**To do**: Find and return each line containing "JSON".

**Data rows**:
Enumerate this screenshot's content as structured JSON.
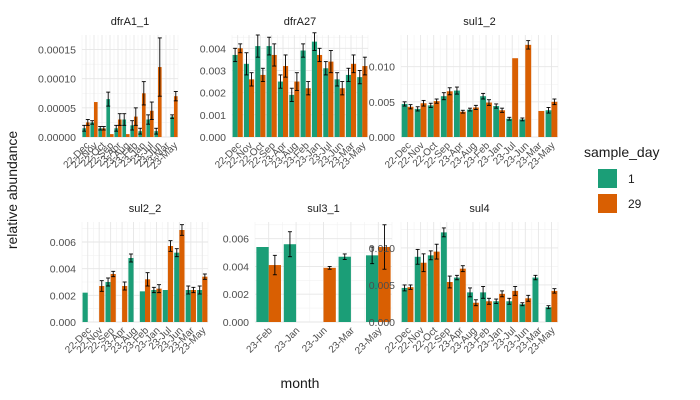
{
  "chart_data": {
    "type": "bar",
    "xlabel": "month",
    "ylabel": "relative abundance",
    "legend": {
      "title": "sample_day",
      "position": "right",
      "entries": [
        {
          "label": "1",
          "color": "#1b9e77"
        },
        {
          "label": "29",
          "color": "#d95f02"
        }
      ]
    },
    "grid": true,
    "panels": [
      {
        "title": "dfrA1_1",
        "ylim": [
          0,
          0.000175
        ],
        "yticks": [
          0,
          5e-05,
          0.0001,
          0.00015
        ],
        "ytick_labels": [
          "0.00000",
          "0.00005",
          "0.00010",
          "0.00015"
        ],
        "categories": [
          "22-Dec",
          "22-Nov",
          "22-Oct",
          "22-Sep",
          "23-Apr",
          "23-Aug",
          "23-Feb",
          "23-Jan",
          "23-Jul",
          "23-Jun",
          "23-Mar",
          "23-May"
        ],
        "series": [
          {
            "name": "1",
            "values": [
              1.5e-05,
              2.5e-05,
              1.5e-05,
              6.5e-05,
              1.5e-05,
              3e-05,
              2e-05,
              1e-05,
              3e-05,
              1e-05,
              0.0,
              3.5e-05
            ],
            "err": [
              5e-06,
              3e-06,
              3e-06,
              1.2e-05,
              5e-06,
              1e-05,
              8e-06,
              5e-06,
              8e-06,
              5e-06,
              0.0,
              3e-06
            ]
          },
          {
            "name": "29",
            "values": [
              2.5e-05,
              6e-05,
              1.5e-05,
              5e-06,
              3e-05,
              5e-06,
              3.5e-05,
              7.5e-05,
              4.5e-05,
              0.00012,
              0.0,
              7e-05
            ],
            "err": [
              5e-06,
              0.0,
              3e-06,
              0.0,
              1e-05,
              0.0,
              1.5e-05,
              2e-05,
              1.5e-05,
              5e-05,
              0.0,
              8e-06
            ]
          }
        ]
      },
      {
        "title": "dfrA27",
        "ylim": [
          0,
          0.0046
        ],
        "yticks": [
          0,
          0.001,
          0.002,
          0.003,
          0.004
        ],
        "ytick_labels": [
          "0.000",
          "0.001",
          "0.002",
          "0.003",
          "0.004"
        ],
        "categories": [
          "22-Dec",
          "22-Nov",
          "22-Oct",
          "22-Sep",
          "23-Apr",
          "23-Aug",
          "23-Feb",
          "23-Jan",
          "23-Jul",
          "23-Jun",
          "23-Mar",
          "23-May"
        ],
        "series": [
          {
            "name": "1",
            "values": [
              0.0037,
              0.0033,
              0.0041,
              0.0041,
              0.0025,
              0.0019,
              0.0039,
              0.0043,
              0.0031,
              0.0026,
              0.0028,
              0.0027
            ],
            "err": [
              0.0003,
              0.0005,
              0.0005,
              0.0004,
              0.0003,
              0.0003,
              0.0003,
              0.0004,
              0.0003,
              0.0003,
              0.0003,
              0.0003
            ]
          },
          {
            "name": "29",
            "values": [
              0.004,
              0.0026,
              0.0028,
              0.0037,
              0.0032,
              0.0025,
              0.0022,
              0.0037,
              0.0034,
              0.0022,
              0.0033,
              0.0032
            ],
            "err": [
              0.0002,
              0.0003,
              0.0003,
              0.0005,
              0.0005,
              0.0004,
              0.0003,
              0.0003,
              0.0005,
              0.0003,
              0.0004,
              0.0004
            ]
          }
        ]
      },
      {
        "title": "sul1_2",
        "ylim": [
          0,
          0.0145
        ],
        "yticks": [
          0,
          0.005,
          0.01
        ],
        "ytick_labels": [
          "0.000",
          "0.005",
          "0.010"
        ],
        "categories": [
          "22-Dec",
          "22-Nov",
          "22-Oct",
          "22-Sep",
          "23-Apr",
          "23-Aug",
          "23-Feb",
          "23-Jan",
          "23-Jul",
          "23-Jun",
          "23-Mar",
          "23-May"
        ],
        "series": [
          {
            "name": "1",
            "values": [
              0.0047,
              0.004,
              0.0045,
              0.0058,
              0.0066,
              0.0039,
              0.0058,
              0.0044,
              0.0026,
              0.0025,
              0.0,
              0.0038
            ],
            "err": [
              0.0003,
              0.0003,
              0.0003,
              0.0005,
              0.0005,
              0.0002,
              0.0004,
              0.0003,
              0.0002,
              0.0002,
              0.0,
              0.0004
            ]
          },
          {
            "name": "29",
            "values": [
              0.0043,
              0.0048,
              0.0051,
              0.0065,
              0.0036,
              0.0042,
              0.0049,
              0.0038,
              0.0112,
              0.0131,
              0.0037,
              0.005
            ],
            "err": [
              0.0003,
              0.0004,
              0.0003,
              0.0005,
              0.0002,
              0.0003,
              0.0004,
              0.0003,
              0.0,
              0.0006,
              0.0,
              0.0004
            ]
          }
        ]
      },
      {
        "title": "sul2_2",
        "ylim": [
          0,
          0.0075
        ],
        "yticks": [
          0,
          0.002,
          0.004,
          0.006
        ],
        "ytick_labels": [
          "0.000",
          "0.002",
          "0.004",
          "0.006"
        ],
        "categories": [
          "22-Dec",
          "22-Nov",
          "22-Sep",
          "23-Apr",
          "23-Aug",
          "23-Feb",
          "23-Jan",
          "23-Jul",
          "23-Jun",
          "23-Mar",
          "23-May"
        ],
        "series": [
          {
            "name": "1",
            "values": [
              0.0022,
              0.0,
              0.003,
              0.0,
              0.0048,
              0.0023,
              0.0024,
              0.0024,
              0.0052,
              0.0024,
              0.0024
            ],
            "err": [
              0.0,
              0.0,
              0.0003,
              0.0,
              0.0003,
              0.0,
              0.0002,
              0.0,
              0.0003,
              0.0003,
              0.0003
            ]
          },
          {
            "name": "29",
            "values": [
              0.0,
              0.0027,
              0.0036,
              0.0027,
              0.0,
              0.0032,
              0.0025,
              0.0057,
              0.0069,
              0.0024,
              0.0034
            ],
            "err": [
              0.0,
              0.0004,
              0.0002,
              0.0003,
              0.0,
              0.0005,
              0.0003,
              0.0004,
              0.0004,
              0.0002,
              0.0002
            ]
          }
        ]
      },
      {
        "title": "sul3_1",
        "ylim": [
          0,
          0.0072
        ],
        "yticks": [
          0,
          0.002,
          0.004,
          0.006
        ],
        "ytick_labels": [
          "0.000",
          "0.002",
          "0.004",
          "0.006"
        ],
        "categories": [
          "23-Feb",
          "23-Jan",
          "23-Jun",
          "23-Mar",
          "23-May"
        ],
        "series": [
          {
            "name": "1",
            "values": [
              0.0054,
              0.0056,
              0.0,
              0.0047,
              0.0048
            ],
            "err": [
              0.0,
              0.0009,
              0.0,
              0.0002,
              0.0006
            ]
          },
          {
            "name": "29",
            "values": [
              0.0041,
              0.0,
              0.0039,
              0.0,
              0.0054
            ],
            "err": [
              0.0007,
              0.0,
              0.0001,
              0.0,
              0.0016
            ]
          }
        ]
      },
      {
        "title": "sul4",
        "ylim": [
          0,
          0.0135
        ],
        "yticks": [
          0,
          0.005,
          0.01
        ],
        "ytick_labels": [
          "0.000",
          "0.005",
          "0.010"
        ],
        "categories": [
          "22-Dec",
          "22-Nov",
          "22-Oct",
          "22-Sep",
          "23-Apr",
          "23-Aug",
          "23-Feb",
          "23-Jan",
          "23-Jul",
          "23-Jun",
          "23-Mar",
          "23-May"
        ],
        "series": [
          {
            "name": "1",
            "values": [
              0.0046,
              0.0088,
              0.009,
              0.0121,
              0.006,
              0.004,
              0.004,
              0.0028,
              0.0028,
              0.0024,
              0.006,
              0.002
            ],
            "err": [
              0.0004,
              0.001,
              0.0006,
              0.0006,
              0.0003,
              0.0006,
              0.0008,
              0.0003,
              0.0004,
              0.0002,
              0.0003,
              0.0002
            ]
          },
          {
            "name": "29",
            "values": [
              0.0047,
              0.008,
              0.0095,
              0.0054,
              0.0072,
              0.0026,
              0.0028,
              0.0038,
              0.0042,
              0.0032,
              0.0,
              0.0042
            ],
            "err": [
              0.0003,
              0.0012,
              0.001,
              0.0008,
              0.0004,
              0.0004,
              0.0004,
              0.0004,
              0.0006,
              0.0004,
              0.0,
              0.0003
            ]
          }
        ]
      }
    ]
  }
}
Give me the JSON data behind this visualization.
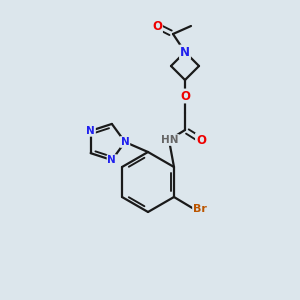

**Task response**:
Enumerate this screenshot's content as structured JSON.
Give me the JSON data behind this visualization.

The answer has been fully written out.